What needs to be done >>
Your answer must be an exact copy of every record.

━━━ Excerpted records ━━━

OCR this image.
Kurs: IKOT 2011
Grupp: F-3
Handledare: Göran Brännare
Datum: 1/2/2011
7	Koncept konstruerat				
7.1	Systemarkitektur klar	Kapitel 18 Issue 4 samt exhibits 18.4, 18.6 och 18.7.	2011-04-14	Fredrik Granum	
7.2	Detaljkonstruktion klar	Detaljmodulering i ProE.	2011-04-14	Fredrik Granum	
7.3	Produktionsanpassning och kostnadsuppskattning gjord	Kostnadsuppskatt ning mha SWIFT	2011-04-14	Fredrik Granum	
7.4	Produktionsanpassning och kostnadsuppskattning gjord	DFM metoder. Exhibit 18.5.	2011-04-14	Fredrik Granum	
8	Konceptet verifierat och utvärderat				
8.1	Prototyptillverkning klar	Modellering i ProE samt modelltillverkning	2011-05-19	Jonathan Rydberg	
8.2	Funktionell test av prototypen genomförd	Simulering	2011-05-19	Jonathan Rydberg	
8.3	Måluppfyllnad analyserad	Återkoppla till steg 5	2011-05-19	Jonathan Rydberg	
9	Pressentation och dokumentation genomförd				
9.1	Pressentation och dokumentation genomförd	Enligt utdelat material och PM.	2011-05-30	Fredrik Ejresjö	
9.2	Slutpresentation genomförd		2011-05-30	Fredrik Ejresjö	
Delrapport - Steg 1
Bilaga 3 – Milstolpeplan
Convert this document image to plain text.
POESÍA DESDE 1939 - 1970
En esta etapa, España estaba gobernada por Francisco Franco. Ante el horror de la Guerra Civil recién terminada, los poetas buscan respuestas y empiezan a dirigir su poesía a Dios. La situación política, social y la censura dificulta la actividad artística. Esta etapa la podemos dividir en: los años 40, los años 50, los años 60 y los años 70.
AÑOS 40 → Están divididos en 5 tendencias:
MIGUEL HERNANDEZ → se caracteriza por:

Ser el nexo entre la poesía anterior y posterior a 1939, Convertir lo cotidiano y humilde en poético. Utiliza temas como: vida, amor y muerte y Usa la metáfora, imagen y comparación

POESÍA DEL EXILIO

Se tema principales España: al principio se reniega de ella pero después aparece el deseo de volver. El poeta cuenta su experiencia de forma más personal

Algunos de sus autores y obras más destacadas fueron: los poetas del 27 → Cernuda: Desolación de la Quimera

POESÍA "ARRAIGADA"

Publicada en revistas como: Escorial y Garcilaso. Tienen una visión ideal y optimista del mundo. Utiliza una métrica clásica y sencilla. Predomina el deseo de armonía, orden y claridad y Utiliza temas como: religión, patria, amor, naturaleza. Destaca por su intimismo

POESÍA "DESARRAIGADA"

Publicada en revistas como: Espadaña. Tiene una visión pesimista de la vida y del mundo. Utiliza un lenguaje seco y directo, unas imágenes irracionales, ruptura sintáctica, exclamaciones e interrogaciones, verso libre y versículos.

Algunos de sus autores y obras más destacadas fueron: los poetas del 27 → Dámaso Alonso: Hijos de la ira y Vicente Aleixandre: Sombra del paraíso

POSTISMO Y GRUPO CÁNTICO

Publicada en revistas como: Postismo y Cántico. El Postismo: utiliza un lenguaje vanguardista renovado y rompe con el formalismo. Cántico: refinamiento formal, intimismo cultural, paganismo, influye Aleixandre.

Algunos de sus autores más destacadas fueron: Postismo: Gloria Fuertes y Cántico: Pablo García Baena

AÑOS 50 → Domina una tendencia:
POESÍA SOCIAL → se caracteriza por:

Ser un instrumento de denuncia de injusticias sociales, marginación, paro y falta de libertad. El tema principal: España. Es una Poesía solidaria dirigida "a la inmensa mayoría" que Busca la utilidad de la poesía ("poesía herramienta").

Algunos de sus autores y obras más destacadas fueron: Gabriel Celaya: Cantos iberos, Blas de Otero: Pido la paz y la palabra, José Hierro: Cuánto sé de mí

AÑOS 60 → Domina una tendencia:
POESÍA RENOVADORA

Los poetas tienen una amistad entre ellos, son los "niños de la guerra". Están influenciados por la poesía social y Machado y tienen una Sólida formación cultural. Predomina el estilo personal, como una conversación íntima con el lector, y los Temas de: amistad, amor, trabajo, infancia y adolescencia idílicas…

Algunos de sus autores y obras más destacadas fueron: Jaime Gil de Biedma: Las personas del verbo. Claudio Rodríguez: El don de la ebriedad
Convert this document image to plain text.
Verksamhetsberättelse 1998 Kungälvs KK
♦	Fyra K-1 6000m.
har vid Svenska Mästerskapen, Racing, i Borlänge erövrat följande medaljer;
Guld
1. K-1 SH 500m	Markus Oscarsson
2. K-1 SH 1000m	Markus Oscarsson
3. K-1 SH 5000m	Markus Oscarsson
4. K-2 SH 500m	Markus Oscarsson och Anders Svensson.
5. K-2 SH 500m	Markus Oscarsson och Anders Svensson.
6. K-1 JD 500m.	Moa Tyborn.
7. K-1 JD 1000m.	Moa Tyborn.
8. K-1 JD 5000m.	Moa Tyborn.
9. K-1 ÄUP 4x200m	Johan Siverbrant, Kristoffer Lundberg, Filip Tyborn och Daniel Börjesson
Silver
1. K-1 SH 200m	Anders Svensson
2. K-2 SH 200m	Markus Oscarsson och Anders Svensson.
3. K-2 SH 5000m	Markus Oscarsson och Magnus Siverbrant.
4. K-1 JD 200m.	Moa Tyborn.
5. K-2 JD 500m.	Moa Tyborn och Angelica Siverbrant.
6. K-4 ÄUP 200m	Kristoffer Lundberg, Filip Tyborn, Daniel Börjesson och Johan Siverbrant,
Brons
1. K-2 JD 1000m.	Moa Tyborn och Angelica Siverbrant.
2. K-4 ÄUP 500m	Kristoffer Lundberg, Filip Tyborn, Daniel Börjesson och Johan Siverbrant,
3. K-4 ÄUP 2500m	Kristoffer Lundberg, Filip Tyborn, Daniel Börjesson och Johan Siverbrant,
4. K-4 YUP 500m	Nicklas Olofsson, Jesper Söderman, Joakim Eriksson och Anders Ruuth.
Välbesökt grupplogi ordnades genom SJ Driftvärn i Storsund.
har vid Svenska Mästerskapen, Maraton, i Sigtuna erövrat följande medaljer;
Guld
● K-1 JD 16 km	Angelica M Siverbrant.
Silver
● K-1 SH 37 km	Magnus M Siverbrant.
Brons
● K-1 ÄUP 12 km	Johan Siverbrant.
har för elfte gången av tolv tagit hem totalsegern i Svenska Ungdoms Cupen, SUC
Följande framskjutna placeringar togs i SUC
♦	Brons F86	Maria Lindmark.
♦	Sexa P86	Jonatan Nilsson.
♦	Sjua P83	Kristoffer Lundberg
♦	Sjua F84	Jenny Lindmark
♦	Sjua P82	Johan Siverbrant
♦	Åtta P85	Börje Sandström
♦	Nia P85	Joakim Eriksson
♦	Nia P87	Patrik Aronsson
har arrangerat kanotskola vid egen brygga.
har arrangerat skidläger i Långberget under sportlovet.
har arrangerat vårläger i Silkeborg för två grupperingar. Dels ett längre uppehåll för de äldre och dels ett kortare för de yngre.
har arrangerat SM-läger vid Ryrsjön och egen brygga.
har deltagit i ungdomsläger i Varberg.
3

━━━

Exercise response >>
OCR this image.
Kurs: IKOT 2011
Grupp: F-3
Handledare: Göran Brännare
Datum: 1/2/2011
7	Koncept konstruerat				
7.1	Systemarkitektur klar	Kapitel 18 Issue 4 samt exhibits 18.4, 18.6 och 18.7.	2011-04-14	Fredrik Granum	
7.2	Detaljkonstruktion klar	Detaljmodulering i ProE.	2011-04-14	Fredrik Granum	
7.3	Produktionsanpassning och kostnadsuppskattning gjord	Kostnadsuppskatt ning mha SWIFT	2011-04-14	Fredrik Granum	
7.4	Produktionsanpassning och kostnadsuppskattning gjord	DFM metoder. Exhibit 18.5.	2011-04-14	Fredrik Granum	
8	Konceptet verifierat och utvärderat				
8.1	Prototyptillverkning klar	Modellering i ProE samt modelltillverkning	2011-05-19	Jonathan Rydberg	
8.2	Funktionell test av prototypen genomförd	Simulering	2011-05-19	Jonathan Rydberg	
8.3	Måluppfyllnad analyserad	Återkoppla till steg 5	2011-05-19	Jonathan Rydberg	
9	Pressentation och dokumentation genomförd				
9.1	Pressentation och dokumentation genomförd	Enligt utdelat material och PM.	2011-05-30	Fredrik Ejresjö	
9.2	Slutpresentation genomförd		2011-05-30	Fredrik Ejresjö	
Delrapport - Steg 1
Bilaga 3 – Milstolpeplan
Convert this document image to plain text.
POESÍA DESDE 1939 - 1970
En esta etapa, España estaba gobernada por Francisco Franco. Ante el horror de la Guerra Civil recién terminada, los poetas buscan respuestas y empiezan a dirigir su poesía a Dios. La situación política, social y la censura dificulta la actividad artística. Esta etapa la podemos dividir en: los años 40, los años 50, los años 60 y los años 70.
AÑOS 40 → Están divididos en 5 tendencias:
MIGUEL HERNANDEZ → se caracteriza por:

Ser el nexo entre la poesía anterior y posterior a 1939, Convertir lo cotidiano y humilde en poético. Utiliza temas como: vida, amor y muerte y Usa la metáfora, imagen y comparación

POESÍA DEL EXILIO

Se tema principales España: al principio se reniega de ella pero después aparece el deseo de volver. El poeta cuenta su experiencia de forma más personal

Algunos de sus autores y obras más destacadas fueron: los poetas del 27 → Cernuda: Desolación de la Quimera

POESÍA "ARRAIGADA"

Publicada en revistas como: Escorial y Garcilaso. Tienen una visión ideal y optimista del mundo. Utiliza una métrica clásica y sencilla. Predomina el deseo de armonía, orden y claridad y Utiliza temas como: religión, patria, amor, naturaleza. Destaca por su intimismo

POESÍA "DESARRAIGADA"

Publicada en revistas como: Espadaña. Tiene una visión pesimista de la vida y del mundo. Utiliza un lenguaje seco y directo, unas imágenes irracionales, ruptura sintáctica, exclamaciones e interrogaciones, verso libre y versículos.

Algunos de sus autores y obras más destacadas fueron: los poetas del 27 → Dámaso Alonso: Hijos de la ira y Vicente Aleixandre: Sombra del paraíso

POSTISMO Y GRUPO CÁNTICO

Publicada en revistas como: Postismo y Cántico. El Postismo: utiliza un lenguaje vanguardista renovado y rompe con el formalismo. Cántico: refinamiento formal, intimismo cultural, paganismo, influye Aleixandre.

Algunos de sus autores más destacadas fueron: Postismo: Gloria Fuertes y Cántico: Pablo García Baena

AÑOS 50 → Domina una tendencia:
POESÍA SOCIAL → se caracteriza por:

Ser un instrumento de denuncia de injusticias sociales, marginación, paro y falta de libertad. El tema principal: España. Es una Poesía solidaria dirigida "a la inmensa mayoría" que Busca la utilidad de la poesía ("poesía herramienta").

Algunos de sus autores y obras más destacadas fueron: Gabriel Celaya: Cantos iberos, Blas de Otero: Pido la paz y la palabra, José Hierro: Cuánto sé de mí

AÑOS 60 → Domina una tendencia:
POESÍA RENOVADORA

Los poetas tienen una amistad entre ellos, son los "niños de la guerra". Están influenciados por la poesía social y Machado y tienen una Sólida formación cultural. Predomina el estilo personal, como una conversación íntima con el lector, y los Temas de: amistad, amor, trabajo, infancia y adolescencia idílicas…

Algunos de sus autores y obras más destacadas fueron: Jaime Gil de Biedma: Las personas del verbo. Claudio Rodríguez: El don de la ebriedad
Convert this document image to plain text.
Verksamhetsberättelse 1998 Kungälvs KK
♦	Fyra K-1 6000m.
har vid Svenska Mästerskapen, Racing, i Borlänge erövrat följande medaljer;
Guld
1. K-1 SH 500m	Markus Oscarsson
2. K-1 SH 1000m	Markus Oscarsson
3. K-1 SH 5000m	Markus Oscarsson
4. K-2 SH 500m	Markus Oscarsson och Anders Svensson.
5. K-2 SH 500m	Markus Oscarsson och Anders Svensson.
6. K-1 JD 500m.	Moa Tyborn.
7. K-1 JD 1000m.	Moa Tyborn.
8. K-1 JD 5000m.	Moa Tyborn.
9. K-1 ÄUP 4x200m	Johan Siverbrant, Kristoffer Lundberg, Filip Tyborn och Daniel Börjesson
Silver
1. K-1 SH 200m	Anders Svensson
2. K-2 SH 200m	Markus Oscarsson och Anders Svensson.
3. K-2 SH 5000m	Markus Oscarsson och Magnus Siverbrant.
4. K-1 JD 200m.	Moa Tyborn.
5. K-2 JD 500m.	Moa Tyborn och Angelica Siverbrant.
6. K-4 ÄUP 200m	Kristoffer Lundberg, Filip Tyborn, Daniel Börjesson och Johan Siverbrant,
Brons
1. K-2 JD 1000m.	Moa Tyborn och Angelica Siverbrant.
2. K-4 ÄUP 500m	Kristoffer Lundberg, Filip Tyborn, Daniel Börjesson och Johan Siverbrant,
3. K-4 ÄUP 2500m	Kristoffer Lundberg, Filip Tyborn, Daniel Börjesson och Johan Siverbrant,
4. K-4 YUP 500m	Nicklas Olofsson, Jesper Söderman, Joakim Eriksson och Anders Ruuth.
Välbesökt grupplogi ordnades genom SJ Driftvärn i Storsund.
har vid Svenska Mästerskapen, Maraton, i Sigtuna erövrat följande medaljer;
Guld
● K-1 JD 16 km	Angelica M Siverbrant.
Silver
● K-1 SH 37 km	Magnus M Siverbrant.
Brons
● K-1 ÄUP 12 km	Johan Siverbrant.
har för elfte gången av tolv tagit hem totalsegern i Svenska Ungdoms Cupen, SUC
Följande framskjutna placeringar togs i SUC
♦	Brons F86	Maria Lindmark.
♦	Sexa P86	Jonatan Nilsson.
♦	Sjua P83	Kristoffer Lundberg
♦	Sjua F84	Jenny Lindmark
♦	Sjua P82	Johan Siverbrant
♦	Åtta P85	Börje Sandström
♦	Nia P85	Joakim Eriksson
♦	Nia P87	Patrik Aronsson
har arrangerat kanotskola vid egen brygga.
har arrangerat skidläger i Långberget under sportlovet.
har arrangerat vårläger i Silkeborg för två grupperingar. Dels ett längre uppehåll för de äldre och dels ett kortare för de yngre.
har arrangerat SM-läger vid Ryrsjön och egen brygga.
har deltagit i ungdomsläger i Varberg.
3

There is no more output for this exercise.